## DOCUMENT SECTION

··········

A photograph of a migrant laborer, his face contorted with anguish as he sits on the roadside in Delhi speaking to his wife about their sick baby boy, has come to symbolize the ordeal of India’s daily wage workers; penniless, and unable to get home to their families because of strict lockdown policies.
Rampukar Pandit, a 38-year-old construction worker in the Indian capital, had heard that his 11-month-old son was seriously unwell.
With no public transport to reach his home in Begusarai in Bihar, 1,200km away, he started walking.
He reached Nizamuddin Bridge where he, exhausted and hungry, could not go further.
Atul Yadav, a photographer with the Press Trust of India, was heading home from work on Tuesday last week when he saw Pandit, sobbing his heart out.
Pandit refused his offer of biscuits and water, saying food would “choke” him because he could not eat while his son was unwell.
“He was so emotional I had to stop shooting. He had been sitting on the road for three days,” Yadav said, adding that Pandit told him that the laborers felt like not belonging to any country.

··········

(Structured page parsing data)

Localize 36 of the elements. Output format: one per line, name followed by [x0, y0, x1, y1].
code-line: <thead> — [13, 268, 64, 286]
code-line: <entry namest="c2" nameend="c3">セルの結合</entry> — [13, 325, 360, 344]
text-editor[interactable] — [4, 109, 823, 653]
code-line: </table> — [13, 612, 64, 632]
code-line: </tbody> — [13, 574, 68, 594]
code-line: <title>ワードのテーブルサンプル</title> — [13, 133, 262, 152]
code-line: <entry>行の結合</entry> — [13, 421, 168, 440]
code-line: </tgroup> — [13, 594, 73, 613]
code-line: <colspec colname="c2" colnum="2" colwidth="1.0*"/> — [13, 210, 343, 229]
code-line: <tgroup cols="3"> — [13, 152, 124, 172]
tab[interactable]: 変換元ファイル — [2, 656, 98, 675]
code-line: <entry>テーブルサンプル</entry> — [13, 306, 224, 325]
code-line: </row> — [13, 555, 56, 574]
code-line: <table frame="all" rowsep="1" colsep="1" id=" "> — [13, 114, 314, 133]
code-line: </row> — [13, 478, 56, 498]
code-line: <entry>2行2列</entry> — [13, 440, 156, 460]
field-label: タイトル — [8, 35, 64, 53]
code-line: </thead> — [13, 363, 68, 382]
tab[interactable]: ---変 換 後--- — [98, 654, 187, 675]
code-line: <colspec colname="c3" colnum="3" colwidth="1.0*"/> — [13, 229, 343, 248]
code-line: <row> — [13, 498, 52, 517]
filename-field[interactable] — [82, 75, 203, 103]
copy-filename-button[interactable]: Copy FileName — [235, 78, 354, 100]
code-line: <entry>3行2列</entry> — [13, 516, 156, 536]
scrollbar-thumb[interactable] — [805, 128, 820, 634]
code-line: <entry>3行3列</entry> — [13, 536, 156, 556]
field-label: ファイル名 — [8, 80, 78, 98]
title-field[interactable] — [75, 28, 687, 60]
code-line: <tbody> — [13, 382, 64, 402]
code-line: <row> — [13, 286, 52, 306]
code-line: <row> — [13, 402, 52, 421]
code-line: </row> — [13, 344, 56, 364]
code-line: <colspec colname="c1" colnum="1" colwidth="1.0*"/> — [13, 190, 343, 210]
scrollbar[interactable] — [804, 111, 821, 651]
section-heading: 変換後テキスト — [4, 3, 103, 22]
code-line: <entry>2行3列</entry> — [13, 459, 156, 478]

··········

## WHAT IS NEEDED
Carry on the news story about Rampukar Pandit and the photograph taken of him in Delhi from the point where it stops.

## ANSWER FOR THIS EXERCISE
All he wanted was to go home and see his son, Yadav added.
Later that evening, Pandit reached a nearby police station. He was still waiting for the police to help when a group of well-wishers, having seen Yadav’s tweet about Pandit, arrived in the area and managed to find him at the station.
By now, he was full of grief.
His wife, Bimal Devi, had just called to say their son had died.
One of the well-wishers paid for and arranged for his train ticket home.
“He wept with gratitude at strangers helping him,” Yadav said.
Yadav’s photograph illustrates the anguish of millions of migrant laborers in India who are desperate to get home to their families.
After waiting in vain for the government to provide them with transport — only belatedly some trains are now being laid on for them — laborers have embarked on astonishing odysseys, from cities all over the country, journeys that have left Indians transfixed and distressed.
Whether by truck, auto-rickshaw, bicycle or on foot, they have been heading out under their own steam, some making journeys of nearly 1,000km to reach home.
Hunger, thirst and the scorching heat of summer in India are slowing them down. Some have died of exhaustion and sunstroke.
Last week a group of 16 who fell asleep on a railway line they had believed was not being used were killed by a freight train.
“If I am to die, I want to die with my parents,” said a daily wage laborer leaving Indore, a city in Madhya Pradesh.
“Even if I starve in the village, I will never come back. My children needed medicines and food and I wasn’t able to do anything,” an auto-rickshaw driver fleeing Mumbai said.
Every day the exodus continues.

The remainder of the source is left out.